Supplied material:
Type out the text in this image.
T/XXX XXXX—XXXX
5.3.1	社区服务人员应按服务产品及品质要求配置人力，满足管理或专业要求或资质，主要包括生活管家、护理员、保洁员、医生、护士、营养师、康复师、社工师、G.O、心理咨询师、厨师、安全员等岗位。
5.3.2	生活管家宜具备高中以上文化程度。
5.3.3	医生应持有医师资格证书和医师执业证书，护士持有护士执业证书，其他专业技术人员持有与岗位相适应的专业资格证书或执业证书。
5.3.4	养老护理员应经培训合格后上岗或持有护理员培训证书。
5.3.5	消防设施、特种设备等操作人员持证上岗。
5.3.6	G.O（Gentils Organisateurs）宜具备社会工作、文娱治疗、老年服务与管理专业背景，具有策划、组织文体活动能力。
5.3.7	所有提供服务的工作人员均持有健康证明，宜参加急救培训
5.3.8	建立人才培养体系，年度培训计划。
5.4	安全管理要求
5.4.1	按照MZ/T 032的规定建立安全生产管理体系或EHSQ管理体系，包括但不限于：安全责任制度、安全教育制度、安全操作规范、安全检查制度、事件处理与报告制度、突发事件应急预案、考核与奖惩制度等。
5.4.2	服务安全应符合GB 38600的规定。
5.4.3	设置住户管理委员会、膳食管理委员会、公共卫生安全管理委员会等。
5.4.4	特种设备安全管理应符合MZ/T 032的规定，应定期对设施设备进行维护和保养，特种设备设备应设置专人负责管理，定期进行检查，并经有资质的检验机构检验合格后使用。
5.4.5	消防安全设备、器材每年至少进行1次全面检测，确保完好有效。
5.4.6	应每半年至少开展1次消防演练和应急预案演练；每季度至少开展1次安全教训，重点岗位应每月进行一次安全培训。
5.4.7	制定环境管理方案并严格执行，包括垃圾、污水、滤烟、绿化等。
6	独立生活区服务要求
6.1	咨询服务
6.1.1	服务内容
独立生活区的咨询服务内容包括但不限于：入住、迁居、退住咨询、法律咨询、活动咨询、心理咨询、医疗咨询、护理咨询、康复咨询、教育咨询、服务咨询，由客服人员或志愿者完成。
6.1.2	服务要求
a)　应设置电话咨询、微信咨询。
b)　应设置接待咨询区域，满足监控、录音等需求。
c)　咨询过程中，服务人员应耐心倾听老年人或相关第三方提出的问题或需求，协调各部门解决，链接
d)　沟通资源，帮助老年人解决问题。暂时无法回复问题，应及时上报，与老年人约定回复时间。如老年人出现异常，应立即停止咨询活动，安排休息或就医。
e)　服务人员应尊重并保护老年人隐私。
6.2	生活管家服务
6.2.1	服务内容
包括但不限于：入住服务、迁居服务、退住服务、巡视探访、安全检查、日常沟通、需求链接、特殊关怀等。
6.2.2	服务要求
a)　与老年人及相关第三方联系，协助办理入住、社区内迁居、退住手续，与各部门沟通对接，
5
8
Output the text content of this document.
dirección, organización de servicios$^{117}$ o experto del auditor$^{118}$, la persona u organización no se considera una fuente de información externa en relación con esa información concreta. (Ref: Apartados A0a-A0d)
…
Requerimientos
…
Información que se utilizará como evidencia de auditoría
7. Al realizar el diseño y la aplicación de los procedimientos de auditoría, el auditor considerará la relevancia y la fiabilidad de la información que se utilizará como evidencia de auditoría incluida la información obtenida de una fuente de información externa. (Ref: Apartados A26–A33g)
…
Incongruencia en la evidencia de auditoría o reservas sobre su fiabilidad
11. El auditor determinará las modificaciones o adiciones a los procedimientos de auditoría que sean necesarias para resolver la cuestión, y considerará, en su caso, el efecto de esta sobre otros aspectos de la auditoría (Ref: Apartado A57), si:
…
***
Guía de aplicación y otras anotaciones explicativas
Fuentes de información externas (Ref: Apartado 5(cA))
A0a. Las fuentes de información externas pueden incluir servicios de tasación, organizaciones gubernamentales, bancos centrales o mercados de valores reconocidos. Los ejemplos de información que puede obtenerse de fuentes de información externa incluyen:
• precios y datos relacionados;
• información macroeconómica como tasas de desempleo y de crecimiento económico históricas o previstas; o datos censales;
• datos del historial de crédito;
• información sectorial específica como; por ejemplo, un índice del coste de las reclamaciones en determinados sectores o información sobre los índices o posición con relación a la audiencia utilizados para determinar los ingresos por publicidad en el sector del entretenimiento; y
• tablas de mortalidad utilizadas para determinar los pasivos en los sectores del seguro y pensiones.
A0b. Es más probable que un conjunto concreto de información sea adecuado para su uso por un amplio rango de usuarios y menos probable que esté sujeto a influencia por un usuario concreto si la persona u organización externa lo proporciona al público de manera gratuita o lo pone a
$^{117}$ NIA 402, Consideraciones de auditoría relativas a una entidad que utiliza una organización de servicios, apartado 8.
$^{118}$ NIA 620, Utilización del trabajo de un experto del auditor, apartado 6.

Exercise goal: Extract the complete set of records unchanged.

Final result:
Type out the text in this image.
T/XXX XXXX—XXXX
5.3.1	社区服务人员应按服务产品及品质要求配置人力，满足管理或专业要求或资质，主要包括生活管家、护理员、保洁员、医生、护士、营养师、康复师、社工师、G.O、心理咨询师、厨师、安全员等岗位。
5.3.2	生活管家宜具备高中以上文化程度。
5.3.3	医生应持有医师资格证书和医师执业证书，护士持有护士执业证书，其他专业技术人员持有与岗位相适应的专业资格证书或执业证书。
5.3.4	养老护理员应经培训合格后上岗或持有护理员培训证书。
5.3.5	消防设施、特种设备等操作人员持证上岗。
5.3.6	G.O（Gentils Organisateurs）宜具备社会工作、文娱治疗、老年服务与管理专业背景，具有策划、组织文体活动能力。
5.3.7	所有提供服务的工作人员均持有健康证明，宜参加急救培训
5.3.8	建立人才培养体系，年度培训计划。
5.4	安全管理要求
5.4.1	按照MZ/T 032的规定建立安全生产管理体系或EHSQ管理体系，包括但不限于：安全责任制度、安全教育制度、安全操作规范、安全检查制度、事件处理与报告制度、突发事件应急预案、考核与奖惩制度等。
5.4.2	服务安全应符合GB 38600的规定。
5.4.3	设置住户管理委员会、膳食管理委员会、公共卫生安全管理委员会等。
5.4.4	特种设备安全管理应符合MZ/T 032的规定，应定期对设施设备进行维护和保养，特种设备设备应设置专人负责管理，定期进行检查，并经有资质的检验机构检验合格后使用。
5.4.5	消防安全设备、器材每年至少进行1次全面检测，确保完好有效。
5.4.6	应每半年至少开展1次消防演练和应急预案演练；每季度至少开展1次安全教训，重点岗位应每月进行一次安全培训。
5.4.7	制定环境管理方案并严格执行，包括垃圾、污水、滤烟、绿化等。
6	独立生活区服务要求
6.1	咨询服务
6.1.1	服务内容
独立生活区的咨询服务内容包括但不限于：入住、迁居、退住咨询、法律咨询、活动咨询、心理咨询、医疗咨询、护理咨询、康复咨询、教育咨询、服务咨询，由客服人员或志愿者完成。
6.1.2	服务要求
a)　应设置电话咨询、微信咨询。
b)　应设置接待咨询区域，满足监控、录音等需求。
c)　咨询过程中，服务人员应耐心倾听老年人或相关第三方提出的问题或需求，协调各部门解决，链接
d)　沟通资源，帮助老年人解决问题。暂时无法回复问题，应及时上报，与老年人约定回复时间。如老年人出现异常，应立即停止咨询活动，安排休息或就医。
e)　服务人员应尊重并保护老年人隐私。
6.2	生活管家服务
6.2.1	服务内容
包括但不限于：入住服务、迁居服务、退住服务、巡视探访、安全检查、日常沟通、需求链接、特殊关怀等。
6.2.2	服务要求
a)　与老年人及相关第三方联系，协助办理入住、社区内迁居、退住手续，与各部门沟通对接，
5
8
Output the text content of this document.
dirección, organización de servicios$^{117}$ o experto del auditor$^{118}$, la persona u organización no se considera una fuente de información externa en relación con esa información concreta. (Ref: Apartados A0a-A0d)
…
Requerimientos
…
Información que se utilizará como evidencia de auditoría
7. Al realizar el diseño y la aplicación de los procedimientos de auditoría, el auditor considerará la relevancia y la fiabilidad de la información que se utilizará como evidencia de auditoría incluida la información obtenida de una fuente de información externa. (Ref: Apartados A26–A33g)
…
Incongruencia en la evidencia de auditoría o reservas sobre su fiabilidad
11. El auditor determinará las modificaciones o adiciones a los procedimientos de auditoría que sean necesarias para resolver la cuestión, y considerará, en su caso, el efecto de esta sobre otros aspectos de la auditoría (Ref: Apartado A57), si:
…
***
Guía de aplicación y otras anotaciones explicativas
Fuentes de información externas (Ref: Apartado 5(cA))
A0a. Las fuentes de información externas pueden incluir servicios de tasación, organizaciones gubernamentales, bancos centrales o mercados de valores reconocidos. Los ejemplos de información que puede obtenerse de fuentes de información externa incluyen:
• precios y datos relacionados;
• información macroeconómica como tasas de desempleo y de crecimiento económico históricas o previstas; o datos censales;
• datos del historial de crédito;
• información sectorial específica como; por ejemplo, un índice del coste de las reclamaciones en determinados sectores o información sobre los índices o posición con relación a la audiencia utilizados para determinar los ingresos por publicidad en el sector del entretenimiento; y
• tablas de mortalidad utilizadas para determinar los pasivos en los sectores del seguro y pensiones.
A0b. Es más probable que un conjunto concreto de información sea adecuado para su uso por un amplio rango de usuarios y menos probable que esté sujeto a influencia por un usuario concreto si la persona u organización externa lo proporciona al público de manera gratuita o lo pone a
$^{117}$ NIA 402, Consideraciones de auditoría relativas a una entidad que utiliza una organización de servicios, apartado 8.
$^{118}$ NIA 620, Utilización del trabajo de un experto del auditor, apartado 6.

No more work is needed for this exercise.